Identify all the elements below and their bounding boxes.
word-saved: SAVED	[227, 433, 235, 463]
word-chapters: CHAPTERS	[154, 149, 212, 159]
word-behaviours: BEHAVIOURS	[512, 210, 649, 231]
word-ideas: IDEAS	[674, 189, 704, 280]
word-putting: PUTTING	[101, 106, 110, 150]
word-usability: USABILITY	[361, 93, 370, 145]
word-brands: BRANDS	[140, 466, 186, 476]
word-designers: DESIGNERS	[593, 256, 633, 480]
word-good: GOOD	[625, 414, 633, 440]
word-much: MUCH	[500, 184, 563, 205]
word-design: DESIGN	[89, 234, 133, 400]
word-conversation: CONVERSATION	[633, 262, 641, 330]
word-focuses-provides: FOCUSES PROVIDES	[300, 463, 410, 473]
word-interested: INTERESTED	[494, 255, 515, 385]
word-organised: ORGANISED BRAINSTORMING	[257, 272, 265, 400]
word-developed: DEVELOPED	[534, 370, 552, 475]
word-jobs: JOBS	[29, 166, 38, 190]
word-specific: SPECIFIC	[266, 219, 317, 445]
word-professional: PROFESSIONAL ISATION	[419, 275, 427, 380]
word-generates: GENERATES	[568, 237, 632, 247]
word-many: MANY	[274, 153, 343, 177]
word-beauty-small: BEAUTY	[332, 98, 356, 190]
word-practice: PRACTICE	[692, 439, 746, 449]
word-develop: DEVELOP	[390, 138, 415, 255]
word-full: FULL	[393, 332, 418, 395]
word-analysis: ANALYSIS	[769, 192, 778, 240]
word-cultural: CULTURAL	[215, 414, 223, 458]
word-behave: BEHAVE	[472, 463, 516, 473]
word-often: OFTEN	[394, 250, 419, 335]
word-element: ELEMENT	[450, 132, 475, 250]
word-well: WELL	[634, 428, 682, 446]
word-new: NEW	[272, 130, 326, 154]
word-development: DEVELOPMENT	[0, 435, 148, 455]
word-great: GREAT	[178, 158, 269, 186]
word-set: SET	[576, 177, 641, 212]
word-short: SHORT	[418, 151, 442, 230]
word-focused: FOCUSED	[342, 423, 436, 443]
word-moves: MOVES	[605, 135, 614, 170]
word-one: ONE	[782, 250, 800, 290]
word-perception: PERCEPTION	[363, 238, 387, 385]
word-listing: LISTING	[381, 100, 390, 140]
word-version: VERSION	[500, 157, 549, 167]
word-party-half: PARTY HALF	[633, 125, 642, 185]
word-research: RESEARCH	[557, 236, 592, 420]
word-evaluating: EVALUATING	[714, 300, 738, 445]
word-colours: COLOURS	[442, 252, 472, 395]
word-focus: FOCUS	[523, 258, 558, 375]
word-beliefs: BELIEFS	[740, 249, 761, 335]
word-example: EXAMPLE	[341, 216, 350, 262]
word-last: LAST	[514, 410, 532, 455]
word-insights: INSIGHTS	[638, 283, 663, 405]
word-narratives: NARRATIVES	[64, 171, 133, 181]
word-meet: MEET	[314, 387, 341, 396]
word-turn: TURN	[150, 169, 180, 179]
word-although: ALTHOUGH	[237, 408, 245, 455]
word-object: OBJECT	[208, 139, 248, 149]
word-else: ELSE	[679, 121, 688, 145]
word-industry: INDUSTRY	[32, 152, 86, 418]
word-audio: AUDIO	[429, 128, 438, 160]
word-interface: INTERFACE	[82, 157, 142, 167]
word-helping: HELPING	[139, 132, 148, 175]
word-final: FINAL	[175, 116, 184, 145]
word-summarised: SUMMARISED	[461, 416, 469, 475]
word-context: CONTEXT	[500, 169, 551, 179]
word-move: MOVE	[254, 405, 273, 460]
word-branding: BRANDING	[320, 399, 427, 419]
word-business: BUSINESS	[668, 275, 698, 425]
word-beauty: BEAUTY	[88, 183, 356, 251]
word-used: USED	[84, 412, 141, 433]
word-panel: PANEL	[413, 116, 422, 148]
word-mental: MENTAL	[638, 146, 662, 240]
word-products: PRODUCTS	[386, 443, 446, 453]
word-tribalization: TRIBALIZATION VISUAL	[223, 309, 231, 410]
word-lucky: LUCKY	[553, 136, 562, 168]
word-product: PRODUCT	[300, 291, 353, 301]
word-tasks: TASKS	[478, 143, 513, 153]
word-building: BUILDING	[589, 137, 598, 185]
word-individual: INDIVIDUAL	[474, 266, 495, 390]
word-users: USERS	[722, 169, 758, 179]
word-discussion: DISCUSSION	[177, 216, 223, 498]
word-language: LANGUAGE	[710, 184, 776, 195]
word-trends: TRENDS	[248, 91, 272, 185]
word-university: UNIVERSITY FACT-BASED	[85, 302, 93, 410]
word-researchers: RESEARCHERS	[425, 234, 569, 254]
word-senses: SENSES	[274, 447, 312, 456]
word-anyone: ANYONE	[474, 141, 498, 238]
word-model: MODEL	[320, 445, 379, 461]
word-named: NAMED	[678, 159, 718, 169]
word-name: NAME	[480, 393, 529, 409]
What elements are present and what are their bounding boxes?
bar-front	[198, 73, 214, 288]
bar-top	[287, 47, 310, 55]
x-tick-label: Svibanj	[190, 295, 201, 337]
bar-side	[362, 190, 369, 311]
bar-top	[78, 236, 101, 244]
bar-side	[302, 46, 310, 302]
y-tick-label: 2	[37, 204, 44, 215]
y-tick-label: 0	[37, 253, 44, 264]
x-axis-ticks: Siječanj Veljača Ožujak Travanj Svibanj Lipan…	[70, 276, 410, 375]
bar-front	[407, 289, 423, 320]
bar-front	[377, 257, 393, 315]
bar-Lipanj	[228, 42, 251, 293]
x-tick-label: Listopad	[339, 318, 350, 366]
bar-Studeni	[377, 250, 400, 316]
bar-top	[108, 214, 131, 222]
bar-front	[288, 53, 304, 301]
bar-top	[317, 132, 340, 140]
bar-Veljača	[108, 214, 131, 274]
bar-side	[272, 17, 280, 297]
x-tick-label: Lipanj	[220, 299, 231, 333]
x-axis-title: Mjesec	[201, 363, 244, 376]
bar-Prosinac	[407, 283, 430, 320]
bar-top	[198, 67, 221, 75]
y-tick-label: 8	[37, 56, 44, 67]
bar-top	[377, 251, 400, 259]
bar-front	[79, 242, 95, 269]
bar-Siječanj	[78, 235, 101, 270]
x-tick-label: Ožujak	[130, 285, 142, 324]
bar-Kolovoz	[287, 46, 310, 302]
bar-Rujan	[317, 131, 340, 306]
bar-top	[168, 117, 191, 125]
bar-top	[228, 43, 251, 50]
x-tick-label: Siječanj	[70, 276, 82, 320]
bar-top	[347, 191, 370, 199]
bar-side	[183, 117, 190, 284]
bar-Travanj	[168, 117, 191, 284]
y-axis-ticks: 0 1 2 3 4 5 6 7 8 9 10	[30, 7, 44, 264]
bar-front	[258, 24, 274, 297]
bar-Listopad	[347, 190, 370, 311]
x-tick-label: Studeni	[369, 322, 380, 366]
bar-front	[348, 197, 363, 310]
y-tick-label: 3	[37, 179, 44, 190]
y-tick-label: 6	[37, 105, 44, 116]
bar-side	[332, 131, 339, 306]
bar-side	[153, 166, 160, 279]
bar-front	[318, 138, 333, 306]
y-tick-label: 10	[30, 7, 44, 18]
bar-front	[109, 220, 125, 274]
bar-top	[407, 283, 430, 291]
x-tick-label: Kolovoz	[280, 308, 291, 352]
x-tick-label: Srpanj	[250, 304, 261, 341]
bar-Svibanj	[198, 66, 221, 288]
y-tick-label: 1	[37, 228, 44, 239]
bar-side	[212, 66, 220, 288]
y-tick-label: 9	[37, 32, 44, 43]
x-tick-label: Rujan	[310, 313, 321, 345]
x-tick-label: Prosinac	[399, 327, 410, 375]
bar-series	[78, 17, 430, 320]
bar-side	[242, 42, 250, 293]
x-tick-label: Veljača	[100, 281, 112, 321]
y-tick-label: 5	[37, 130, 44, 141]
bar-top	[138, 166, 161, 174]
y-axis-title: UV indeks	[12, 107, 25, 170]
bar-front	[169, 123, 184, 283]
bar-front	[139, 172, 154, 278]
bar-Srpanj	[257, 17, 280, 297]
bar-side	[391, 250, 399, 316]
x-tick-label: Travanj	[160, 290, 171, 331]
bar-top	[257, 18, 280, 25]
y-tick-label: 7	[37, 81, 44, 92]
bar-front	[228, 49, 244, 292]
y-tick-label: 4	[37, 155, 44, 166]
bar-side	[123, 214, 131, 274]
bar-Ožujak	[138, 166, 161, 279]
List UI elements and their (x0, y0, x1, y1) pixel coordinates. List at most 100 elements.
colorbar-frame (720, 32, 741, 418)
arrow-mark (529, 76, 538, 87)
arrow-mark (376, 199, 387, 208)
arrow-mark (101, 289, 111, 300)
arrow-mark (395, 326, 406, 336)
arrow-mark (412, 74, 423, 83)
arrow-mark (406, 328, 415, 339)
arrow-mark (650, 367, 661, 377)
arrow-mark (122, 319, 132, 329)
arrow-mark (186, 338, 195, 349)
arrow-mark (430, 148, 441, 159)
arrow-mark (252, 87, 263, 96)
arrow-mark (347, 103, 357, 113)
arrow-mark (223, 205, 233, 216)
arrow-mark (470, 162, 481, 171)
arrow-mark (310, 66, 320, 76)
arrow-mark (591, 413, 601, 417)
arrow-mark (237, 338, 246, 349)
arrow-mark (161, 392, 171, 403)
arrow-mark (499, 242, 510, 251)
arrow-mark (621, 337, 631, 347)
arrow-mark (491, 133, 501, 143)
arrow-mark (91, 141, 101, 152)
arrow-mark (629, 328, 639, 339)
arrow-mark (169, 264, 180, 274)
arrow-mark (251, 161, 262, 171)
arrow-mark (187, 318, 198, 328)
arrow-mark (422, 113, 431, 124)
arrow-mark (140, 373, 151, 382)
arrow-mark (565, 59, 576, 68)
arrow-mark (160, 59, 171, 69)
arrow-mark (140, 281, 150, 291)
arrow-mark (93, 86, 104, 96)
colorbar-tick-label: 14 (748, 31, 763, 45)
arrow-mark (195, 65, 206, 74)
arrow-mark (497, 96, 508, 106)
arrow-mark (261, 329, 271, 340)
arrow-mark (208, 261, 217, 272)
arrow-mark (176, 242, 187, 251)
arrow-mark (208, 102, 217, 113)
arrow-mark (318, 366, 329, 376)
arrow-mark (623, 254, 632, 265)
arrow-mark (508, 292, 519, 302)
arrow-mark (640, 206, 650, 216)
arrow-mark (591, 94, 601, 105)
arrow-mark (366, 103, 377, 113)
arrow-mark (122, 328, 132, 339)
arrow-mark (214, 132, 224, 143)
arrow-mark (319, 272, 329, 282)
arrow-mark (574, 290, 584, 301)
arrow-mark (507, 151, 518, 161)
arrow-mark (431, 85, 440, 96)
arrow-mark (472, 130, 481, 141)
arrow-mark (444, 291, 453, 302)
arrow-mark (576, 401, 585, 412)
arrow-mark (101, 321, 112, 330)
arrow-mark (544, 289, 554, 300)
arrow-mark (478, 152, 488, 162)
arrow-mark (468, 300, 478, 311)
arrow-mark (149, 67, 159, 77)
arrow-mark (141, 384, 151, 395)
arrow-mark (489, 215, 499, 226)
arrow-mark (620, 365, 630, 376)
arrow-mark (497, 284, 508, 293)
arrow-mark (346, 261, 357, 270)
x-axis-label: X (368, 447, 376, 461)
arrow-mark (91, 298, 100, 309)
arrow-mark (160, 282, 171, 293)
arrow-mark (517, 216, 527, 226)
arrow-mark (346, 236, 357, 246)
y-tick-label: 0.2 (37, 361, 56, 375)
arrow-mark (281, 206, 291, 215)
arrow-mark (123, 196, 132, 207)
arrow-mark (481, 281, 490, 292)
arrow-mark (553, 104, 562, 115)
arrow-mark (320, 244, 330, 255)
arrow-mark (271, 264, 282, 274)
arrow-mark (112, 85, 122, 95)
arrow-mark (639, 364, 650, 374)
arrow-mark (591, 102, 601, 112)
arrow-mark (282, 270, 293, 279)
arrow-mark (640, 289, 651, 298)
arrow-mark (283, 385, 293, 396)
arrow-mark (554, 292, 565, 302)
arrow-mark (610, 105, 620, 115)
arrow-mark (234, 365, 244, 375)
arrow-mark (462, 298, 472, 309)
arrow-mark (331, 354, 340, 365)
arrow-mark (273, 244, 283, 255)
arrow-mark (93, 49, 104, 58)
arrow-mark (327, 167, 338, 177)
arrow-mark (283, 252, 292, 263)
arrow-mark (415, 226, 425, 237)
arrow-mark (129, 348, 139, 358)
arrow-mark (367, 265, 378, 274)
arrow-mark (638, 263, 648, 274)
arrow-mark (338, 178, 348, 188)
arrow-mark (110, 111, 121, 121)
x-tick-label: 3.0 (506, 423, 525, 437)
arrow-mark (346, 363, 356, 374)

> Task directions
Can you copy out the data above, from its first line through the line containing "272, 265, 400]", with both ends included?

> Full output
Identify all the elements below and their bounding boxes.
word-saved: SAVED	[227, 433, 235, 463]
word-chapters: CHAPTERS	[154, 149, 212, 159]
word-behaviours: BEHAVIOURS	[512, 210, 649, 231]
word-ideas: IDEAS	[674, 189, 704, 280]
word-putting: PUTTING	[101, 106, 110, 150]
word-usability: USABILITY	[361, 93, 370, 145]
word-brands: BRANDS	[140, 466, 186, 476]
word-designers: DESIGNERS	[593, 256, 633, 480]
word-good: GOOD	[625, 414, 633, 440]
word-much: MUCH	[500, 184, 563, 205]
word-design: DESIGN	[89, 234, 133, 400]
word-conversation: CONVERSATION	[633, 262, 641, 330]
word-focuses-provides: FOCUSES PROVIDES	[300, 463, 410, 473]
word-interested: INTERESTED	[494, 255, 515, 385]
word-organised: ORGANISED BRAINSTORMING	[257, 272, 265, 400]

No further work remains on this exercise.